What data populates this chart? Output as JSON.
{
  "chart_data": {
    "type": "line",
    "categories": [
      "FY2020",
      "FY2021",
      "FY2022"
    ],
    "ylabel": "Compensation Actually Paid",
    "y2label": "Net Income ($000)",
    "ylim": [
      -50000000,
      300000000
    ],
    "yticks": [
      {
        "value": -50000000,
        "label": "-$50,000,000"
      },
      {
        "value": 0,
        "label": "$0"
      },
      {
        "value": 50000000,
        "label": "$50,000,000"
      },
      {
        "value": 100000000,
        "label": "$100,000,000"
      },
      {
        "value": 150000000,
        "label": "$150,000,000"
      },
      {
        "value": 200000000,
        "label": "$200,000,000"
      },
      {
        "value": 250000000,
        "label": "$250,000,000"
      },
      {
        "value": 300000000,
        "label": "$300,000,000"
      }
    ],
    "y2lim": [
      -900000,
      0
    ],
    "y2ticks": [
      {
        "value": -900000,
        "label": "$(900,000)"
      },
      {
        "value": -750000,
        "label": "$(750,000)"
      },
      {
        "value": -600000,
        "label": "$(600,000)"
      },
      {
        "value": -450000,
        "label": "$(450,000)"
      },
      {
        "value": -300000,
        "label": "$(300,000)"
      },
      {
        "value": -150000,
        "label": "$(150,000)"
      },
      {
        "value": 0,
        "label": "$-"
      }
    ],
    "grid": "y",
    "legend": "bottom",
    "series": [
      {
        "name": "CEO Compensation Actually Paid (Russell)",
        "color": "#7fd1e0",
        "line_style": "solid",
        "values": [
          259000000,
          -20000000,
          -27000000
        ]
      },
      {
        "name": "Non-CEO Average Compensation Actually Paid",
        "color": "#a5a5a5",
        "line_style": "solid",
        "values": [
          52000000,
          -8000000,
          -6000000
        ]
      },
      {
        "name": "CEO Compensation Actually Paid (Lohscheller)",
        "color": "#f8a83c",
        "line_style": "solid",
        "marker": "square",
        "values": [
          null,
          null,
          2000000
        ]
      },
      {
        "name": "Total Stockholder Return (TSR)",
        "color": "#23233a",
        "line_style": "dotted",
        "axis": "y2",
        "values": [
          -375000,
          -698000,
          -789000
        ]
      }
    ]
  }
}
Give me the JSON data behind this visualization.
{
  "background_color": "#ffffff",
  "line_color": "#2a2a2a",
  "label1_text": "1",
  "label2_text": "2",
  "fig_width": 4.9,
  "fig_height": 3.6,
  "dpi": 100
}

▶ [Written task]: Extract the lines above from the one containing "Give me the" to the last line, both included, exactly as written.

▶ [Exercise output]:
Give me the JSON data behind this visualization.
{
  "background_color": "#ffffff",
  "line_color": "#2a2a2a",
  "label1_text": "1",
  "label2_text": "2",
  "fig_width": 4.9,
  "fig_height": 3.6,
  "dpi": 100
}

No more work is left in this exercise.